━━━━━ DATA FOR THIS TASK ━━━━━
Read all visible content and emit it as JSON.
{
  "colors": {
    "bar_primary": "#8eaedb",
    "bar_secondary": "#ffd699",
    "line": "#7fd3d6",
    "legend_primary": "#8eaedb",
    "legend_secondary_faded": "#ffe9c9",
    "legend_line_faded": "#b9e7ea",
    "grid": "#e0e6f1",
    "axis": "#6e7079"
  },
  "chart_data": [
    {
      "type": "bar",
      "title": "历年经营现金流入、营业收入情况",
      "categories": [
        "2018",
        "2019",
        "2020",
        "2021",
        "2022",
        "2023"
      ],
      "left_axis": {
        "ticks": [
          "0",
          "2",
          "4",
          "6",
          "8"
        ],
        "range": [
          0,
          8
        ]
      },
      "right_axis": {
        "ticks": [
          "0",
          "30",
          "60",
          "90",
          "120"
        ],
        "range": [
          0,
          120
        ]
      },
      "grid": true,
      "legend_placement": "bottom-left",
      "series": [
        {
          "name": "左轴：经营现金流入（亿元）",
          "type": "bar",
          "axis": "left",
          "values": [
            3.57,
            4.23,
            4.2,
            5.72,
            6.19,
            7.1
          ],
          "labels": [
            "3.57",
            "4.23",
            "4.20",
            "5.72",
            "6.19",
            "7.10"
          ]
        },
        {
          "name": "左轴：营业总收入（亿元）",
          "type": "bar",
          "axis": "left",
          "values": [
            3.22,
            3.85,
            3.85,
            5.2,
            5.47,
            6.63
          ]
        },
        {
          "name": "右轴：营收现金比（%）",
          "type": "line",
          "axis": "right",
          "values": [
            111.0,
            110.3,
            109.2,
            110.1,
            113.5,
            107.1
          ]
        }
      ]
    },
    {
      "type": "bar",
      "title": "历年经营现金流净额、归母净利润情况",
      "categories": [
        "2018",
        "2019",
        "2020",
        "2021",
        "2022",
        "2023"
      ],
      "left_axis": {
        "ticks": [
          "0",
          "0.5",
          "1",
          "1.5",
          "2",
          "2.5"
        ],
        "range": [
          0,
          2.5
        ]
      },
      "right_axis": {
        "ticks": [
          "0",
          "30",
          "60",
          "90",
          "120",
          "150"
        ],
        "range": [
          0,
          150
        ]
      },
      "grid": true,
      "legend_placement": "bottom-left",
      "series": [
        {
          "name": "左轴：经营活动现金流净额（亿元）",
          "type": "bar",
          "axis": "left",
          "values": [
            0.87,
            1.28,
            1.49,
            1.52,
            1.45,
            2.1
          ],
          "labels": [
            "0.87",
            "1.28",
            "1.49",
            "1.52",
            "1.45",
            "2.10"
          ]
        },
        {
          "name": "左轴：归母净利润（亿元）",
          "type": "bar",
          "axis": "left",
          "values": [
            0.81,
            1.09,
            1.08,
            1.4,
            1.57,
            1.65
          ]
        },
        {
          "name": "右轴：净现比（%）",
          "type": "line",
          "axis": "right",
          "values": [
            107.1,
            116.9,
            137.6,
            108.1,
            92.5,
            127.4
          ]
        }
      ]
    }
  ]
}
━━━━━
:: PROBLEM TO WORK ON ::
Give the count of lines in the data above that hold the string "title", with no additional words.

:: RIGHT ANSWER ::
2